Information supplied:

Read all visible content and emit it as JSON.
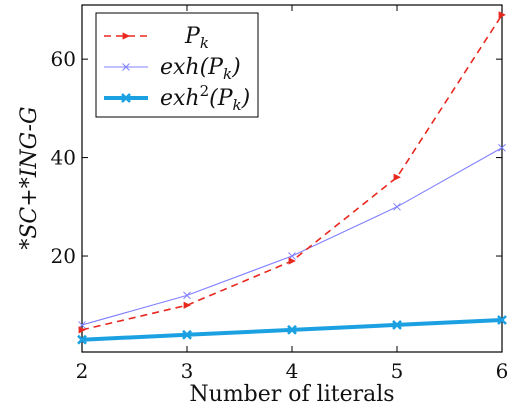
{
  "chart_data": {
    "type": "line",
    "x": [
      2,
      3,
      4,
      5,
      6
    ],
    "xlim": [
      2,
      6
    ],
    "ylim": [
      0.5,
      71
    ],
    "x_ticks": [
      2,
      3,
      4,
      5,
      6
    ],
    "y_ticks": [
      20,
      40,
      60
    ],
    "xlabel": "Number of literals",
    "ylabel": "*SC+*ING-G",
    "legend_position": "top-left",
    "grid": false,
    "series": [
      {
        "name": "P_k",
        "label_base": "P",
        "label_sub": "k",
        "values": [
          5,
          10,
          19,
          36,
          69
        ],
        "color": "#e8281e",
        "dash": "7,5",
        "marker": "tri",
        "width": 1.6
      },
      {
        "name": "exh(P_k)",
        "label_base": "exh(P",
        "label_sub": "k",
        "label_end": ")",
        "values": [
          6,
          12,
          20,
          30,
          42
        ],
        "color": "#8080ff",
        "dash": "",
        "marker": "x",
        "width": 1.1
      },
      {
        "name": "exh^2(P_k)",
        "label_base": "exh",
        "label_sup": "2",
        "label_mid": "(P",
        "label_sub": "k",
        "label_end": ")",
        "values": [
          3,
          4,
          5,
          6,
          7
        ],
        "color": "#1ba1e2",
        "dash": "",
        "marker": "xbold",
        "width": 4
      }
    ]
  }
}
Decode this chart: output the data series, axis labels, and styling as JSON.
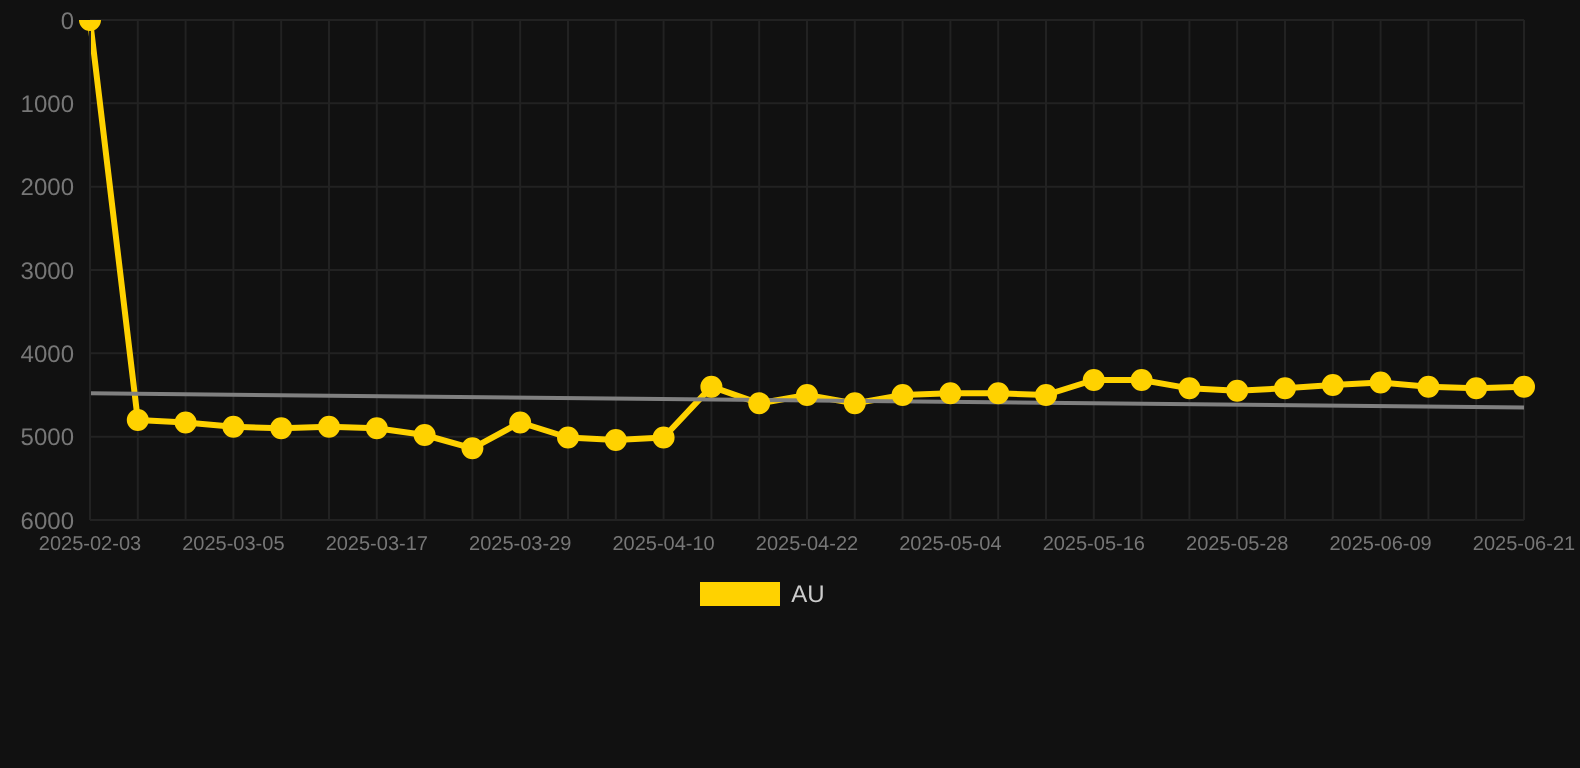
{
  "chart_data": {
    "type": "line",
    "categories": [
      "2025-02-03",
      null,
      null,
      "2025-03-05",
      null,
      null,
      "2025-03-17",
      null,
      null,
      "2025-03-29",
      null,
      null,
      "2025-04-10",
      null,
      null,
      "2025-04-22",
      null,
      null,
      "2025-05-04",
      null,
      null,
      "2025-05-16",
      null,
      null,
      "2025-05-28",
      null,
      null,
      "2025-06-09",
      null,
      null,
      "2025-06-21"
    ],
    "series": [
      {
        "name": "AU",
        "color": "#ffd200",
        "marker": "circle",
        "values": [
          0,
          4800,
          4830,
          4880,
          4900,
          4880,
          4900,
          4980,
          5140,
          4830,
          5010,
          5040,
          5010,
          4400,
          4600,
          4500,
          4600,
          4500,
          4480,
          4480,
          4500,
          4320,
          4320,
          4420,
          4450,
          4420,
          4380,
          4350,
          4400,
          4420,
          4400
        ]
      },
      {
        "type": "line",
        "color": "#808080",
        "marker": "none",
        "values": [
          4480,
          null,
          null,
          null,
          null,
          null,
          null,
          null,
          null,
          null,
          null,
          null,
          null,
          null,
          null,
          null,
          null,
          null,
          null,
          null,
          null,
          null,
          null,
          null,
          null,
          null,
          null,
          null,
          null,
          null,
          4650
        ]
      }
    ],
    "ylim": [
      6000,
      0
    ],
    "yticks": [
      0,
      1000,
      2000,
      3000,
      4000,
      5000,
      6000
    ],
    "grid": true,
    "legend": "bottom"
  }
}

Directions: Copy every line of the data exactly as written, excluding the pictures.

Output of the task:
Read all visible content and emit it as JSON.
{
  "chart_data": {
    "type": "line",
    "x": [
      2,
      3,
      4,
      5,
      6
    ],
    "xlim": [
      2,
      6
    ],
    "ylim": [
      0.5,
      71
    ],
    "x_ticks": [
      2,
      3,
      4,
      5,
      6
    ],
    "y_ticks": [
      20,
      40,
      60
    ],
    "xlabel": "Number of literals",
    "ylabel": "*SC+*ING-G",
    "legend_position": "top-left",
    "grid": false,
    "series": [
      {
        "name": "P_k",
        "label_base": "P",
        "label_sub": "k",
        "values": [
          5,
          10,
          19,
          36,
          69
        ],
        "color": "#e8281e",
        "dash": "7,5",
        "marker": "tri",
        "width": 1.6
      },
      {
        "name": "exh(P_k)",
        "label_base": "exh(P",
        "label_sub": "k",
        "label_end": ")",
        "values": [
          6,
          12,
          20,
          30,
          42
        ],
        "color": "#8080ff",
        "dash": "",
        "marker": "x",
        "width": 1.1
      },
      {
        "name": "exh^2(P_k)",
        "label_base": "exh",
        "label_sup": "2",
        "label_mid": "(P",
        "label_sub": "k",
        "label_end": ")",
        "values": [
          3,
          4,
          5,
          6,
          7
        ],
        "color": "#1ba1e2",
        "dash": "",
        "marker": "xbold",
        "width": 4
      }
    ]
  }
}
Decode this chart: output the data series, axis labels, and styling as JSON.
{
  "chart_data": {
    "type": "line",
    "categories": [
      "2025-02-03",
      null,
      null,
      "2025-03-05",
      null,
      null,
      "2025-03-17",
      null,
      null,
      "2025-03-29",
      null,
      null,
      "2025-04-10",
      null,
      null,
      "2025-04-22",
      null,
      null,
      "2025-05-04",
      null,
      null,
      "2025-05-16",
      null,
      null,
      "2025-05-28",
      null,
      null,
      "2025-06-09",
      null,
      null,
      "2025-06-21"
    ],
    "series": [
      {
        "name": "AU",
        "color": "#ffd200",
        "marker": "circle",
        "values": [
          0,
          4800,
          4830,
          4880,
          4900,
          4880,
          4900,
          4980,
          5140,
          4830,
          5010,
          5040,
          5010,
          4400,
          4600,
          4500,
          4600,
          4500,
          4480,
          4480,
          4500,
          4320,
          4320,
          4420,
          4450,
          4420,
          4380,
          4350,
          4400,
          4420,
          4400
        ]
      },
      {
        "type": "line",
        "color": "#808080",
        "marker": "none",
        "values": [
          4480,
          null,
          null,
          null,
          null,
          null,
          null,
          null,
          null,
          null,
          null,
          null,
          null,
          null,
          null,
          null,
          null,
          null,
          null,
          null,
          null,
          null,
          null,
          null,
          null,
          null,
          null,
          null,
          null,
          null,
          4650
        ]
      }
    ],
    "ylim": [
      6000,
      0
    ],
    "yticks": [
      0,
      1000,
      2000,
      3000,
      4000,
      5000,
      6000
    ],
    "grid": true,
    "legend": "bottom"
  }
}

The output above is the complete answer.